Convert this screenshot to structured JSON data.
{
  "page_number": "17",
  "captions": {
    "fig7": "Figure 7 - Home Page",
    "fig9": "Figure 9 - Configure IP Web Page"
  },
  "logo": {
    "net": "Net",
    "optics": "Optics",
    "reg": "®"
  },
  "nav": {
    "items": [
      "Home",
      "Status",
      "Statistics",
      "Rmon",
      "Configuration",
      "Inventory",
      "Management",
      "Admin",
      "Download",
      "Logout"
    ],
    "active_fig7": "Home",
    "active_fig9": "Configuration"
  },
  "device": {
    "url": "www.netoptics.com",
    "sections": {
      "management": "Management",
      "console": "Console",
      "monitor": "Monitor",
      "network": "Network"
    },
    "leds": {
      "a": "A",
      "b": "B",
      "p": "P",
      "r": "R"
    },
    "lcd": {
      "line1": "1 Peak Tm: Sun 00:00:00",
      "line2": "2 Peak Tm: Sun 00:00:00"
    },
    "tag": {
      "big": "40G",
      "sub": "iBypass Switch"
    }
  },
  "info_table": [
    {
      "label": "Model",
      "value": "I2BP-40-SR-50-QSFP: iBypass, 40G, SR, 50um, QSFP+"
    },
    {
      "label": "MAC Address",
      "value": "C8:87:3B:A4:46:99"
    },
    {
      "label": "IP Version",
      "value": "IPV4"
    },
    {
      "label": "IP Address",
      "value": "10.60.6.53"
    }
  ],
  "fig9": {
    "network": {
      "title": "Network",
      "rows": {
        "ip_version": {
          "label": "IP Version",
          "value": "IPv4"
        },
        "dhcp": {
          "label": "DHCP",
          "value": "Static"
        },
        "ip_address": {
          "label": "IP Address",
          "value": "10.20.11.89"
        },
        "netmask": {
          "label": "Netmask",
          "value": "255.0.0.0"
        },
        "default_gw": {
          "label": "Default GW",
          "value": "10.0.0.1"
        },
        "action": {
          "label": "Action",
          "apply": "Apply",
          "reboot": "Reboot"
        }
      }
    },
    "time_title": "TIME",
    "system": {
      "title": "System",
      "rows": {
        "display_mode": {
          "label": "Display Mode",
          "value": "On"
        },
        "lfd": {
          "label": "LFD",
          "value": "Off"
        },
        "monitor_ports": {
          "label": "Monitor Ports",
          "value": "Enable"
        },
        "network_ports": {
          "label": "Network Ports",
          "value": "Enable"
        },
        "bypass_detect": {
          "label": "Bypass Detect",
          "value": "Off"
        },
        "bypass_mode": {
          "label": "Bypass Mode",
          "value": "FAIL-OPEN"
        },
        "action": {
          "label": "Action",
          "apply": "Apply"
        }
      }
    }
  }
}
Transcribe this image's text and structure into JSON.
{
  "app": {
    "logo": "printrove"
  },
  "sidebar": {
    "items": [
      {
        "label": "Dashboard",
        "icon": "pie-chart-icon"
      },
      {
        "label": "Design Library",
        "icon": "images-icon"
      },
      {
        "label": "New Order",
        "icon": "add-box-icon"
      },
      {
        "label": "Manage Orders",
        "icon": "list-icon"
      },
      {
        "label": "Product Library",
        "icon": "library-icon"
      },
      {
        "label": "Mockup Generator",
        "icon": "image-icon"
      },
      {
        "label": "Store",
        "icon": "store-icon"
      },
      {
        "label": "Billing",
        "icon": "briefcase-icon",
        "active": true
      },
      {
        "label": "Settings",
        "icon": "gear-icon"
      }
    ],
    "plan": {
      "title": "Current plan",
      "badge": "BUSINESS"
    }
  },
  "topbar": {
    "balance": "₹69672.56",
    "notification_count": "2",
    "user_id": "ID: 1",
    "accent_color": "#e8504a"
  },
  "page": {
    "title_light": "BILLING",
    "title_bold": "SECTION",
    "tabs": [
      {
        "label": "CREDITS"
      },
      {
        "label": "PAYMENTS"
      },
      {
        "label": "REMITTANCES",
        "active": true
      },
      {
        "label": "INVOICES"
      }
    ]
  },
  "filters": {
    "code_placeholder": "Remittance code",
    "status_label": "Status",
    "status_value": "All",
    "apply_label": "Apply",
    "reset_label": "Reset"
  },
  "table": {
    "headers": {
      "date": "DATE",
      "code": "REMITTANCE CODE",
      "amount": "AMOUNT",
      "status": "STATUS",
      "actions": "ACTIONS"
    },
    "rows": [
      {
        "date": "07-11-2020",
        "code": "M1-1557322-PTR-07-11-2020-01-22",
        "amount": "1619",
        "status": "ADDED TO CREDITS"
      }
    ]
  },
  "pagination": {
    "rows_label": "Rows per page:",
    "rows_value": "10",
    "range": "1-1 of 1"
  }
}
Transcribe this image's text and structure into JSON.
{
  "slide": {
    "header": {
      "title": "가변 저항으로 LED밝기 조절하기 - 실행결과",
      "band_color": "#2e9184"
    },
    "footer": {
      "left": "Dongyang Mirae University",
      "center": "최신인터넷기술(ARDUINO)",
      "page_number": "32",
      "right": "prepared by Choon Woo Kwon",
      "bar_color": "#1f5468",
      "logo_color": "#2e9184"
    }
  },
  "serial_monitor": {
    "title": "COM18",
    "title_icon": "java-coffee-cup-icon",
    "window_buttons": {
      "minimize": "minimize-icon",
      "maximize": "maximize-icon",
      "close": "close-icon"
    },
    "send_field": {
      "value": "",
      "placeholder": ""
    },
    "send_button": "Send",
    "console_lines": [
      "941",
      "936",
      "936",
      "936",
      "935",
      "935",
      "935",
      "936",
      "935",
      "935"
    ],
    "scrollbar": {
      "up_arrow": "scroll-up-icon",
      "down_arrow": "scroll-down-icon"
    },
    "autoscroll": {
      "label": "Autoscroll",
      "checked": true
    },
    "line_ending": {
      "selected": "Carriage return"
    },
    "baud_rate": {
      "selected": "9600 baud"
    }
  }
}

═══

Exactly reproduce all of the entries above.

-- EXERCISE RESPONSE --
Convert this screenshot to structured JSON data.
{
  "page_number": "17",
  "captions": {
    "fig7": "Figure 7 - Home Page",
    "fig9": "Figure 9 - Configure IP Web Page"
  },
  "logo": {
    "net": "Net",
    "optics": "Optics",
    "reg": "®"
  },
  "nav": {
    "items": [
      "Home",
      "Status",
      "Statistics",
      "Rmon",
      "Configuration",
      "Inventory",
      "Management",
      "Admin",
      "Download",
      "Logout"
    ],
    "active_fig7": "Home",
    "active_fig9": "Configuration"
  },
  "device": {
    "url": "www.netoptics.com",
    "sections": {
      "management": "Management",
      "console": "Console",
      "monitor": "Monitor",
      "network": "Network"
    },
    "leds": {
      "a": "A",
      "b": "B",
      "p": "P",
      "r": "R"
    },
    "lcd": {
      "line1": "1 Peak Tm: Sun 00:00:00",
      "line2": "2 Peak Tm: Sun 00:00:00"
    },
    "tag": {
      "big": "40G",
      "sub": "iBypass Switch"
    }
  },
  "info_table": [
    {
      "label": "Model",
      "value": "I2BP-40-SR-50-QSFP: iBypass, 40G, SR, 50um, QSFP+"
    },
    {
      "label": "MAC Address",
      "value": "C8:87:3B:A4:46:99"
    },
    {
      "label": "IP Version",
      "value": "IPV4"
    },
    {
      "label": "IP Address",
      "value": "10.60.6.53"
    }
  ],
  "fig9": {
    "network": {
      "title": "Network",
      "rows": {
        "ip_version": {
          "label": "IP Version",
          "value": "IPv4"
        },
        "dhcp": {
          "label": "DHCP",
          "value": "Static"
        },
        "ip_address": {
          "label": "IP Address",
          "value": "10.20.11.89"
        },
        "netmask": {
          "label": "Netmask",
          "value": "255.0.0.0"
        },
        "default_gw": {
          "label": "Default GW",
          "value": "10.0.0.1"
        },
        "action": {
          "label": "Action",
          "apply": "Apply",
          "reboot": "Reboot"
        }
      }
    },
    "time_title": "TIME",
    "system": {
      "title": "System",
      "rows": {
        "display_mode": {
          "label": "Display Mode",
          "value": "On"
        },
        "lfd": {
          "label": "LFD",
          "value": "Off"
        },
        "monitor_ports": {
          "label": "Monitor Ports",
          "value": "Enable"
        },
        "network_ports": {
          "label": "Network Ports",
          "value": "Enable"
        },
        "bypass_detect": {
          "label": "Bypass Detect",
          "value": "Off"
        },
        "bypass_mode": {
          "label": "Bypass Mode",
          "value": "FAIL-OPEN"
        },
        "action": {
          "label": "Action",
          "apply": "Apply"
        }
      }
    }
  }
}
Transcribe this image's text and structure into JSON.
{
  "app": {
    "logo": "printrove"
  },
  "sidebar": {
    "items": [
      {
        "label": "Dashboard",
        "icon": "pie-chart-icon"
      },
      {
        "label": "Design Library",
        "icon": "images-icon"
      },
      {
        "label": "New Order",
        "icon": "add-box-icon"
      },
      {
        "label": "Manage Orders",
        "icon": "list-icon"
      },
      {
        "label": "Product Library",
        "icon": "library-icon"
      },
      {
        "label": "Mockup Generator",
        "icon": "image-icon"
      },
      {
        "label": "Store",
        "icon": "store-icon"
      },
      {
        "label": "Billing",
        "icon": "briefcase-icon",
        "active": true
      },
      {
        "label": "Settings",
        "icon": "gear-icon"
      }
    ],
    "plan": {
      "title": "Current plan",
      "badge": "BUSINESS"
    }
  },
  "topbar": {
    "balance": "₹69672.56",
    "notification_count": "2",
    "user_id": "ID: 1",
    "accent_color": "#e8504a"
  },
  "page": {
    "title_light": "BILLING",
    "title_bold": "SECTION",
    "tabs": [
      {
        "label": "CREDITS"
      },
      {
        "label": "PAYMENTS"
      },
      {
        "label": "REMITTANCES",
        "active": true
      },
      {
        "label": "INVOICES"
      }
    ]
  },
  "filters": {
    "code_placeholder": "Remittance code",
    "status_label": "Status",
    "status_value": "All",
    "apply_label": "Apply",
    "reset_label": "Reset"
  },
  "table": {
    "headers": {
      "date": "DATE",
      "code": "REMITTANCE CODE",
      "amount": "AMOUNT",
      "status": "STATUS",
      "actions": "ACTIONS"
    },
    "rows": [
      {
        "date": "07-11-2020",
        "code": "M1-1557322-PTR-07-11-2020-01-22",
        "amount": "1619",
        "status": "ADDED TO CREDITS"
      }
    ]
  },
  "pagination": {
    "rows_label": "Rows per page:",
    "rows_value": "10",
    "range": "1-1 of 1"
  }
}
Transcribe this image's text and structure into JSON.
{
  "slide": {
    "header": {
      "title": "가변 저항으로 LED밝기 조절하기 - 실행결과",
      "band_color": "#2e9184"
    },
    "footer": {
      "left": "Dongyang Mirae University",
      "center": "최신인터넷기술(ARDUINO)",
      "page_number": "32",
      "right": "prepared by Choon Woo Kwon",
      "bar_color": "#1f5468",
      "logo_color": "#2e9184"
    }
  },
  "serial_monitor": {
    "title": "COM18",
    "title_icon": "java-coffee-cup-icon",
    "window_buttons": {
      "minimize": "minimize-icon",
      "maximize": "maximize-icon",
      "close": "close-icon"
    },
    "send_field": {
      "value": "",
      "placeholder": ""
    },
    "send_button": "Send",
    "console_lines": [
      "941",
      "936",
      "936",
      "936",
      "935",
      "935",
      "935",
      "936",
      "935",
      "935"
    ],
    "scrollbar": {
      "up_arrow": "scroll-up-icon",
      "down_arrow": "scroll-down-icon"
    },
    "autoscroll": {
      "label": "Autoscroll",
      "checked": true
    },
    "line_ending": {
      "selected": "Carriage return"
    },
    "baud_rate": {
      "selected": "9600 baud"
    }
  }
}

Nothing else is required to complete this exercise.